Directions: Filter the entries and keep only the lines where the string "indítási" appears.

Supplied material:

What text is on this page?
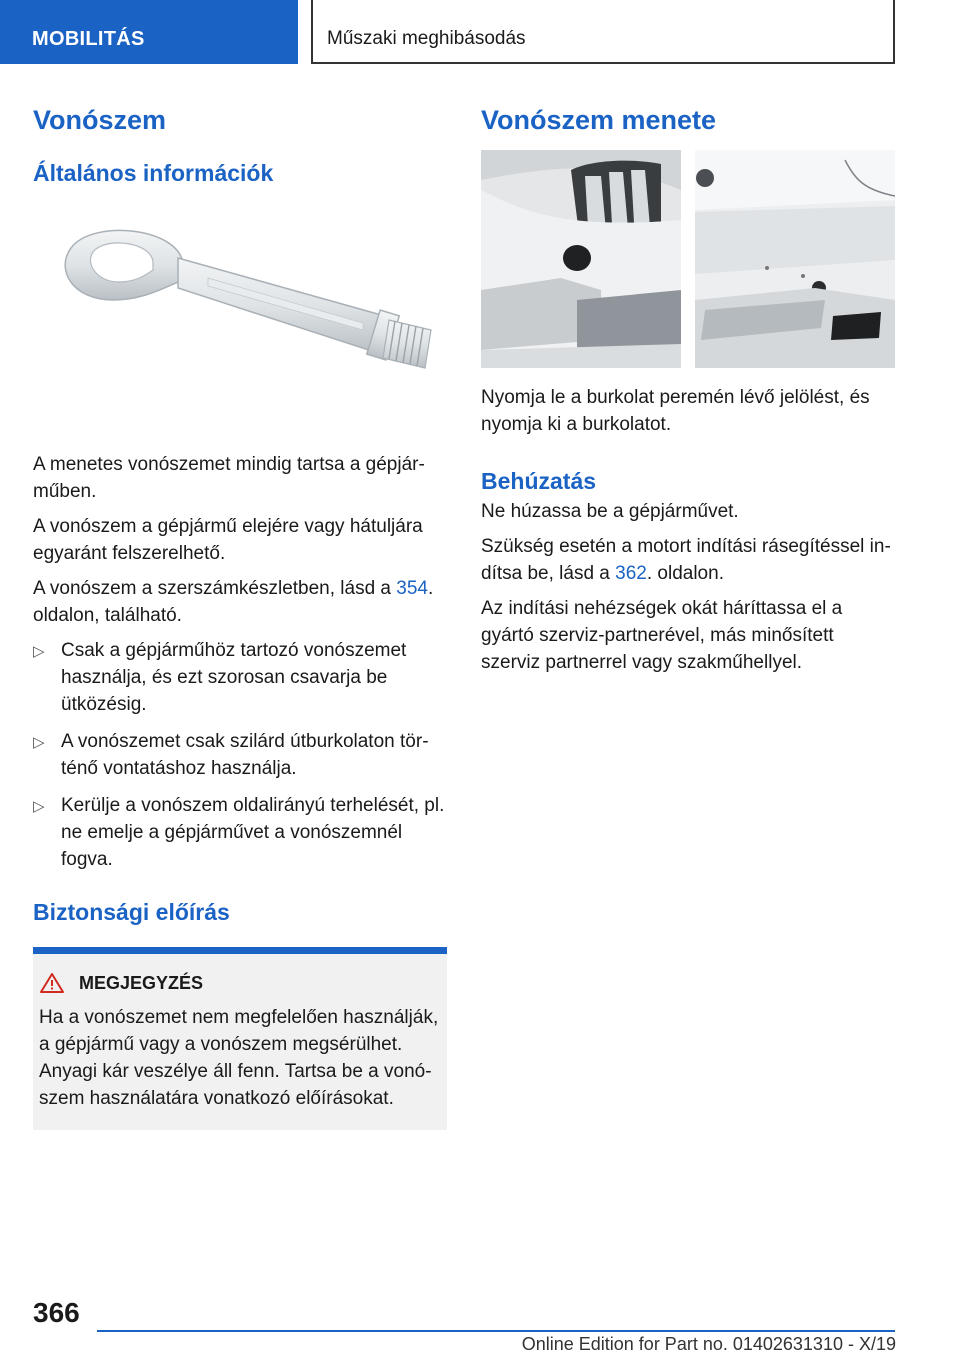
MOBILITÁS	Műszaki meghibásodás
Vonószem
Általános információk

A menetes vonószemet mindig tartsa a gépjárműben.

A vonószem a gépjármű elejére vagy hátuljára egyaránt felszerelhető.

A vonószem a szerszámkészletben, lásd a 354. oldalon, található.

▷ Csak a gépjárműhöz tartozó vonószemet használja, és ezt szorosan csavarja be ütközésig.
▷ A vonószemet csak szilárd útburkolaton történő vontatáshoz használja.
▷ Kerülje a vonószem oldalirányú terhelését, pl. ne emelje a gépjárművet a vonószemnél fogva.
Biztonsági előírás
MEGJEGYZÉS

Ha a vonószemet nem megfelelően használják, a gépjármű vagy a vonószem megsérülhet. Anyagi kár veszélye áll fenn. Tartsa be a vonószem használatára vonatkozó előírásokat.

Vonószem menete

Nyomja le a burkolat peremén lévő jelölést, és nyomja ki a burkolatot.

Behúzatás

Ne húzassa be a gépjárművet.

Szükség esetén a motort indítási rásegítéssel indítsa be, lásd a 362. oldalon.

Az indítási nehézségek okát háríttassa el a gyártó szerviz-partnerével, más minősített szerviz partnerrel vagy szakműhellyel.

366
Online Edition for Part no. 01402631310 - X/19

Task output:
Szükség esetén a motort indítási rásegítéssel indítsa be, lásd a 362. oldalon.
Az indítási nehézségek okát háríttassa el a gyártó szerviz-partnerével, más minősített szerviz partnerrel vagy szakműhellyel.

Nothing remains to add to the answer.